Work to complete: In the listing below, locate the lines bearing the word "content". Copy every one of them.

Extracted information:
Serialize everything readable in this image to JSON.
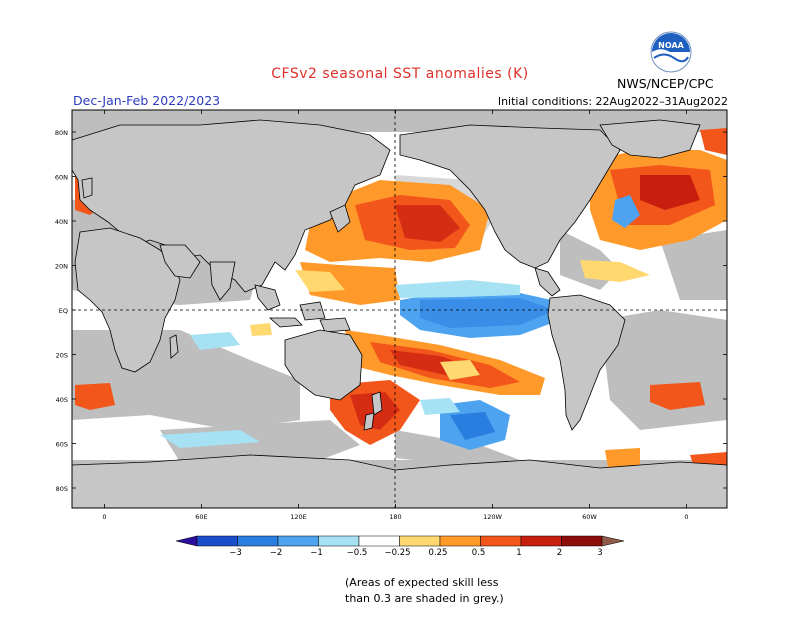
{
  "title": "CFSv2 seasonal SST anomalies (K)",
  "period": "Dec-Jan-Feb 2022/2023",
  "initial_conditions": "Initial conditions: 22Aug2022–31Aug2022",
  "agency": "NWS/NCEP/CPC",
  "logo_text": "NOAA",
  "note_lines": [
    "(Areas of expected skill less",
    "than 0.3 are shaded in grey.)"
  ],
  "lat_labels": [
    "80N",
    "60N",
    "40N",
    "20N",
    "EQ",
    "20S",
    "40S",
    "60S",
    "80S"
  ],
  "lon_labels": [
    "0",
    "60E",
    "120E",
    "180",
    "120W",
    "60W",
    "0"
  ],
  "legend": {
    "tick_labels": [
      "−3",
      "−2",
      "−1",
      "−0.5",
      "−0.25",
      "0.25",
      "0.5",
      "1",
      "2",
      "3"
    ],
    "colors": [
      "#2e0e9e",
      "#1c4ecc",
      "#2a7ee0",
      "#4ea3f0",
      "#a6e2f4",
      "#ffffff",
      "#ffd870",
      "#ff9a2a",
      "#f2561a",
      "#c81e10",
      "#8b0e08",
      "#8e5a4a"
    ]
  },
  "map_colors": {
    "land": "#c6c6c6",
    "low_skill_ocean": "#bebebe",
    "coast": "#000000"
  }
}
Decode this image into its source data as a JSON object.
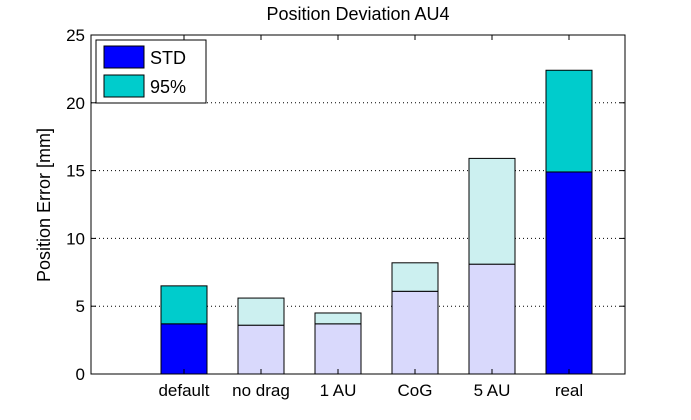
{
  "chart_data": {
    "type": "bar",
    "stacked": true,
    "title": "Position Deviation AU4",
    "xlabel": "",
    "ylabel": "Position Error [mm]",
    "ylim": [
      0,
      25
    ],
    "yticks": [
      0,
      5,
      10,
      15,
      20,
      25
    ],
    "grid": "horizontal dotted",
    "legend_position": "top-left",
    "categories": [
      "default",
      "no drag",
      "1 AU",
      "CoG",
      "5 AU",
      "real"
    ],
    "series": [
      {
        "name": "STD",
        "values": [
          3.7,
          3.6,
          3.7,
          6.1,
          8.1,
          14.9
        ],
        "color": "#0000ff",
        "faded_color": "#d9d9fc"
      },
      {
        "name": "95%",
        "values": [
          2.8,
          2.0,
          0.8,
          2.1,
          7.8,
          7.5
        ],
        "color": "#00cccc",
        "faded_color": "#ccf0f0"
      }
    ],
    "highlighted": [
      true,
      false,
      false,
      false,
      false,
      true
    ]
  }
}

---

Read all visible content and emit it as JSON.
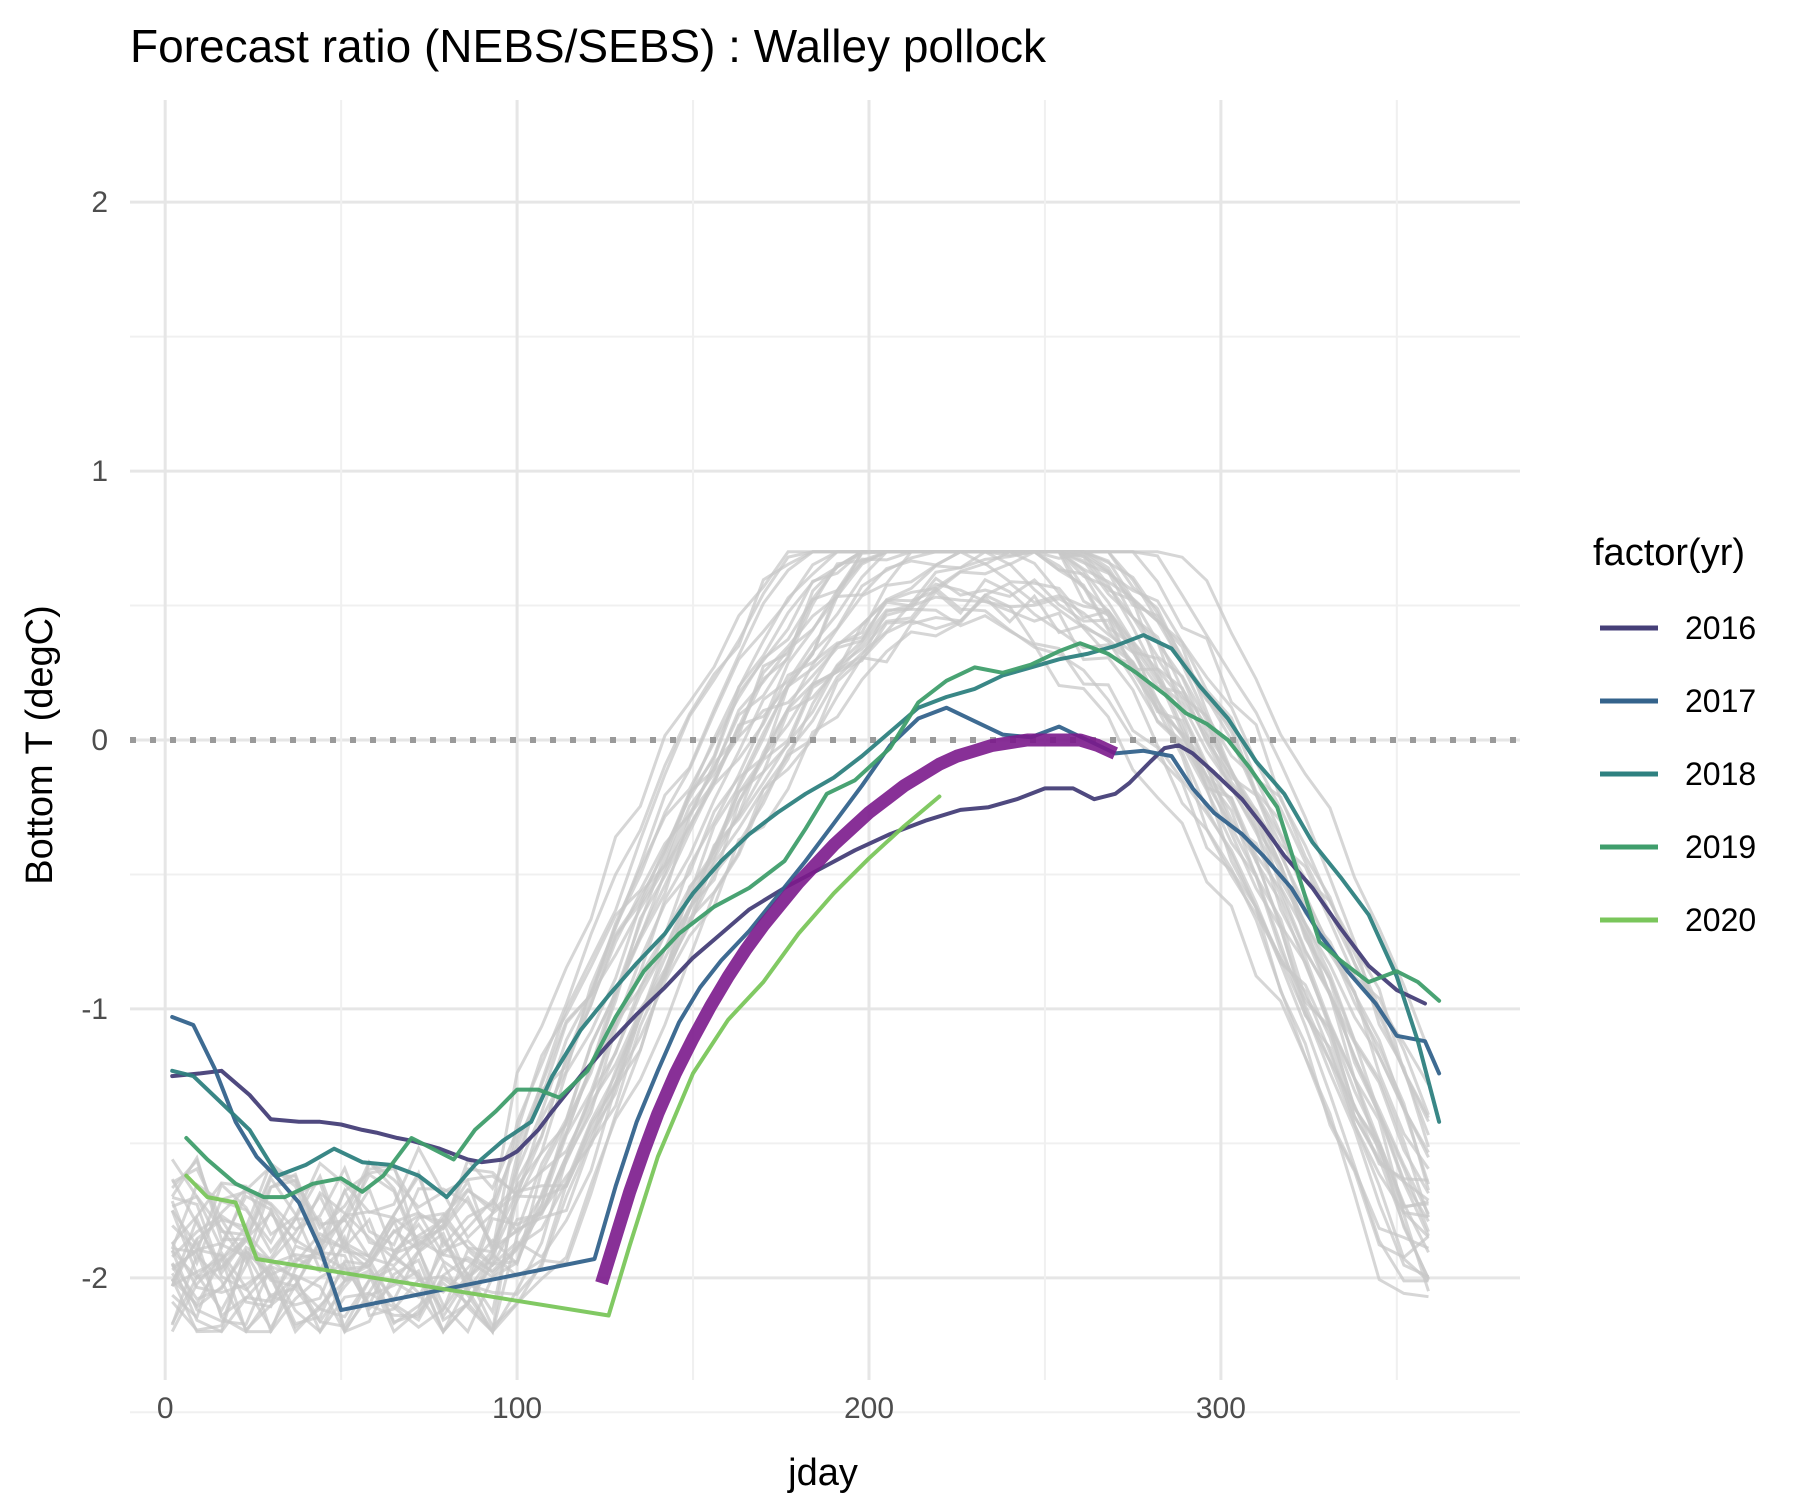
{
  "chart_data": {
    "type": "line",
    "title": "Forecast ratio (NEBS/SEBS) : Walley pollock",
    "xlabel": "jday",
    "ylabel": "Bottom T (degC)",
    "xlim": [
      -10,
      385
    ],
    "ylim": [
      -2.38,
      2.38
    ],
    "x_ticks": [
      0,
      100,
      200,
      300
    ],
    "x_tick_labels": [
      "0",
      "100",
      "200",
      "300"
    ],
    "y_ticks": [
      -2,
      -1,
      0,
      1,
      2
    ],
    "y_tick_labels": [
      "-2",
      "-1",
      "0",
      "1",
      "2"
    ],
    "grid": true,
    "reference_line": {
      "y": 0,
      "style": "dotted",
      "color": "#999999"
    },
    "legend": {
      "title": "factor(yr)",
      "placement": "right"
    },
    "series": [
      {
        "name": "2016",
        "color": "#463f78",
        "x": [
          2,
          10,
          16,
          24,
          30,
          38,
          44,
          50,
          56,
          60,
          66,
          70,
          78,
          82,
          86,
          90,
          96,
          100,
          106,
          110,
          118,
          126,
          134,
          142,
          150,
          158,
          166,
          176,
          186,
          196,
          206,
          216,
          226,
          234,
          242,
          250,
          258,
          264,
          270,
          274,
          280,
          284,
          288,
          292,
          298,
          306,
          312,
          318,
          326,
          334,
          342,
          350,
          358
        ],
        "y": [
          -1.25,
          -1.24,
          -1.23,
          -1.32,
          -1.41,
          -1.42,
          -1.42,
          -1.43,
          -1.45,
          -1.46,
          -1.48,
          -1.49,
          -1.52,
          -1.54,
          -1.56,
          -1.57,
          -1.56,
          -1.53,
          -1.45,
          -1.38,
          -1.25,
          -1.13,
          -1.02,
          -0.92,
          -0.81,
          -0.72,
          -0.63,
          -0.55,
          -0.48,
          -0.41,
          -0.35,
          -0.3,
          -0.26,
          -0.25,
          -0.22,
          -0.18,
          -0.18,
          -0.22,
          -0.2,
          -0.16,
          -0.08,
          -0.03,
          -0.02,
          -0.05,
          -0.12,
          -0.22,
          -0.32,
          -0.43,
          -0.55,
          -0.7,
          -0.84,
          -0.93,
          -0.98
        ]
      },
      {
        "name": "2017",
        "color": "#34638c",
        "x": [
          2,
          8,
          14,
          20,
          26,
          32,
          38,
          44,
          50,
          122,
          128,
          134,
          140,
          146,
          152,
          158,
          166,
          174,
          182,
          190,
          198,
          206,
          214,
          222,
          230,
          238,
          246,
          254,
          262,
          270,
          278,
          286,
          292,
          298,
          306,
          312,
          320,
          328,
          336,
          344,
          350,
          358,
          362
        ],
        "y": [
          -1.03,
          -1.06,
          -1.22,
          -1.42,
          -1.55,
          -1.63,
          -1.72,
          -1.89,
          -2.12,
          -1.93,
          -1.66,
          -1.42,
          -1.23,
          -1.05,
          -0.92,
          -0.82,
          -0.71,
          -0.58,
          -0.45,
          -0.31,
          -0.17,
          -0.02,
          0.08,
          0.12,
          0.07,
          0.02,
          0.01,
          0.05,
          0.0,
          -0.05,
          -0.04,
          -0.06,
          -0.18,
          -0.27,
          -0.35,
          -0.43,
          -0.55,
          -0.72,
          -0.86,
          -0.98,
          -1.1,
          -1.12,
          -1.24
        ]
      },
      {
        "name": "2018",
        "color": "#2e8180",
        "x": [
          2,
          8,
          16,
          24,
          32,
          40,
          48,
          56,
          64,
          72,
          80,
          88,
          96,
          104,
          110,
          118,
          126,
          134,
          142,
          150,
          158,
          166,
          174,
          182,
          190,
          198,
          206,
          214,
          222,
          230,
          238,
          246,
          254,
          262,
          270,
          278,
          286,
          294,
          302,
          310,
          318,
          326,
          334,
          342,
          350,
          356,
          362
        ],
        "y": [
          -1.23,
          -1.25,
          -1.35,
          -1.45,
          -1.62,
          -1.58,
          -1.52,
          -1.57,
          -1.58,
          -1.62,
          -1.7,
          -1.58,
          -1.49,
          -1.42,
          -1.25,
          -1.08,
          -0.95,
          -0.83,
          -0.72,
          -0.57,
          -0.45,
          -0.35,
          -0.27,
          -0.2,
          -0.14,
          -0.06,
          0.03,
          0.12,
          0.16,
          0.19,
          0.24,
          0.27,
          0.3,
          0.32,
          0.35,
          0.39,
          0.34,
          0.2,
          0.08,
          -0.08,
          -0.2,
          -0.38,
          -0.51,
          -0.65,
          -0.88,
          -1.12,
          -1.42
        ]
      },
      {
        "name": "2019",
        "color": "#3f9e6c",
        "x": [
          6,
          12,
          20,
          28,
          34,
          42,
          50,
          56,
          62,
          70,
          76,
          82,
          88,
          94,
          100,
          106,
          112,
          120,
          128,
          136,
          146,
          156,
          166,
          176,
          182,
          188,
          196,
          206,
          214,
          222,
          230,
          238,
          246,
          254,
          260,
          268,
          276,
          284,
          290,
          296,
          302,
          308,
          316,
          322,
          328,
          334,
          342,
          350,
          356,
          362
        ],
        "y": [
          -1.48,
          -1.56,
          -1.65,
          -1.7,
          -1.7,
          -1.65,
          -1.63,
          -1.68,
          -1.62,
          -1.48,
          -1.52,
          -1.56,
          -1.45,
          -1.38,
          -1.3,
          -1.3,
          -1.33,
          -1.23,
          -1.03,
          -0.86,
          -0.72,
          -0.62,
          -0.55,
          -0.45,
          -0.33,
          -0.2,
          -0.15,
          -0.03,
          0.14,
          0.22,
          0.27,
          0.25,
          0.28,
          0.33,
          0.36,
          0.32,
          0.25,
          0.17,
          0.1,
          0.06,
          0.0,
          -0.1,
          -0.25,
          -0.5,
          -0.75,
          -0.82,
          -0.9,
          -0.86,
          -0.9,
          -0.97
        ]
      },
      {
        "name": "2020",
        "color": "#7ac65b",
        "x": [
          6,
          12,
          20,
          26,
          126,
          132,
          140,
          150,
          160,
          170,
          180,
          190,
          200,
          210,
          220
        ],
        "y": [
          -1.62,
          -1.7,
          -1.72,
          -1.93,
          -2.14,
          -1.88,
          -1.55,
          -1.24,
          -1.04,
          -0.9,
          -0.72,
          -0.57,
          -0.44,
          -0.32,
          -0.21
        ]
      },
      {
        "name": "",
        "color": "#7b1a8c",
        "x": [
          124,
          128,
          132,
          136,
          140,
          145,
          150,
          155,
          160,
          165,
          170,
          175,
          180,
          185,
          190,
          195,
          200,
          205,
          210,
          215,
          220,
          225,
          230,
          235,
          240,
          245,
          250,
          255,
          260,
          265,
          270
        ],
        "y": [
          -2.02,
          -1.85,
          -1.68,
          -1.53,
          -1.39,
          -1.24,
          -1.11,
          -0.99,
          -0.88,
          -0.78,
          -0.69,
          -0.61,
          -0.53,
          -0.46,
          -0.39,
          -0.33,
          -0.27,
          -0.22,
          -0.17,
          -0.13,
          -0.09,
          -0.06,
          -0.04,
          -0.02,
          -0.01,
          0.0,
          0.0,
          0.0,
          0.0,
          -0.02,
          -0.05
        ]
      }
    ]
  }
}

--

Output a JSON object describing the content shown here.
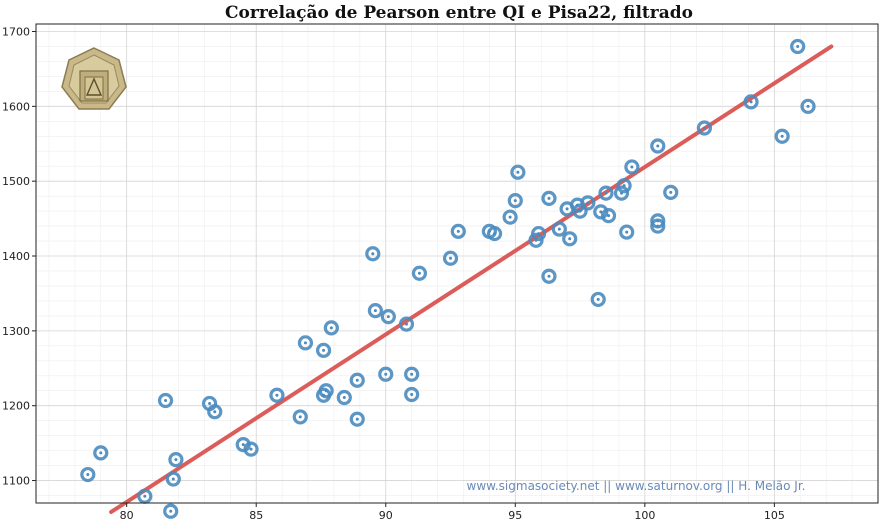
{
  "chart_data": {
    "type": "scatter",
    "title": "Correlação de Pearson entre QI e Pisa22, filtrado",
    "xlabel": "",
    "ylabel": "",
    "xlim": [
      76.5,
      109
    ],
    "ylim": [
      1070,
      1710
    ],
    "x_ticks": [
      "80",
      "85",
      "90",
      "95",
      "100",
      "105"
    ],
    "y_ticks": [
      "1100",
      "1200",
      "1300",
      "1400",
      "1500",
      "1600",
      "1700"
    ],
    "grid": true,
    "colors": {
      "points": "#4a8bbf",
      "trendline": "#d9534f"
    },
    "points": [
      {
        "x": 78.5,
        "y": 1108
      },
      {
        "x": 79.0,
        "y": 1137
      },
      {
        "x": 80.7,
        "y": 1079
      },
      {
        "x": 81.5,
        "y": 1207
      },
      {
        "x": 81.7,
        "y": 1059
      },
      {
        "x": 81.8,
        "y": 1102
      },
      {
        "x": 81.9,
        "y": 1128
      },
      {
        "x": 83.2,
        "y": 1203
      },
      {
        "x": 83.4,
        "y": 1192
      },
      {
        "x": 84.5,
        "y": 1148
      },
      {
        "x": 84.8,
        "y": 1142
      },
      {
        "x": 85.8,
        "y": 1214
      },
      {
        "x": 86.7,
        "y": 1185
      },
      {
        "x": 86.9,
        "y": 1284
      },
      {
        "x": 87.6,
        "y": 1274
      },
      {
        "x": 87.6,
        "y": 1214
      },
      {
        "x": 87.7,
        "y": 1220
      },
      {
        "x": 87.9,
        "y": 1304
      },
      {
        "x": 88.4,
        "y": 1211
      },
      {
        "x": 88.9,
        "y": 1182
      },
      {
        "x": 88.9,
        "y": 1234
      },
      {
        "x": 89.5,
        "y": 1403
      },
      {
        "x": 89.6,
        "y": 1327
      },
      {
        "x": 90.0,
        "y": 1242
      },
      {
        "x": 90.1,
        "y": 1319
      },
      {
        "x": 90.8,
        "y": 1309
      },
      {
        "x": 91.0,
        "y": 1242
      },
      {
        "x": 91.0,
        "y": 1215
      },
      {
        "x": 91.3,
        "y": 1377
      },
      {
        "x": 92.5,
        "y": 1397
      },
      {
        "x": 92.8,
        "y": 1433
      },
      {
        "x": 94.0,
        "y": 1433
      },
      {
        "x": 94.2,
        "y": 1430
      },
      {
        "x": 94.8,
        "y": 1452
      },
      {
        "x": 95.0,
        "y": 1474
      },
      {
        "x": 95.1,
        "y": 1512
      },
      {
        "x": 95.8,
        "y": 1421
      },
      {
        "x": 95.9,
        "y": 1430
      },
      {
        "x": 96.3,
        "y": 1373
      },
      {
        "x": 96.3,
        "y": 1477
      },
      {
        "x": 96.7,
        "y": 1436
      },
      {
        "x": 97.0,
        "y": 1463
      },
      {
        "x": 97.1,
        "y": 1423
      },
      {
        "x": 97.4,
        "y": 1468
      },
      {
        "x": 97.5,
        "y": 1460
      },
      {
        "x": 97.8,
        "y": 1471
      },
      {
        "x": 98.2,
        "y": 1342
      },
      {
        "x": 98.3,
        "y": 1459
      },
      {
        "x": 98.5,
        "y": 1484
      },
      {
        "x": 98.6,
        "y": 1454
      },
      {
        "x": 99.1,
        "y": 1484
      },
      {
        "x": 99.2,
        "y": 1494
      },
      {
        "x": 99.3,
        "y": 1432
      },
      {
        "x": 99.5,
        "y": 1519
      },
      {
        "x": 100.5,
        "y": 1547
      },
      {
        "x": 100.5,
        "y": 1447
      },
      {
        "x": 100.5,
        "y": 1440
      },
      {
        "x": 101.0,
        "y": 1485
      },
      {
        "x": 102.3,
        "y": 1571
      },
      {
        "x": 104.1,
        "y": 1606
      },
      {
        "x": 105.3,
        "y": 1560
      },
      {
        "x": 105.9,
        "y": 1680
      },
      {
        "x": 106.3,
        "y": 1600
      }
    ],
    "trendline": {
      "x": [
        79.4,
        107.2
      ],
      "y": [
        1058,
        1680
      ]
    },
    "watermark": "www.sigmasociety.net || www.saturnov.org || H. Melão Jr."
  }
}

The result:
Read all visible content and emit it as JSON.
Output a JSON object describing the content shown here.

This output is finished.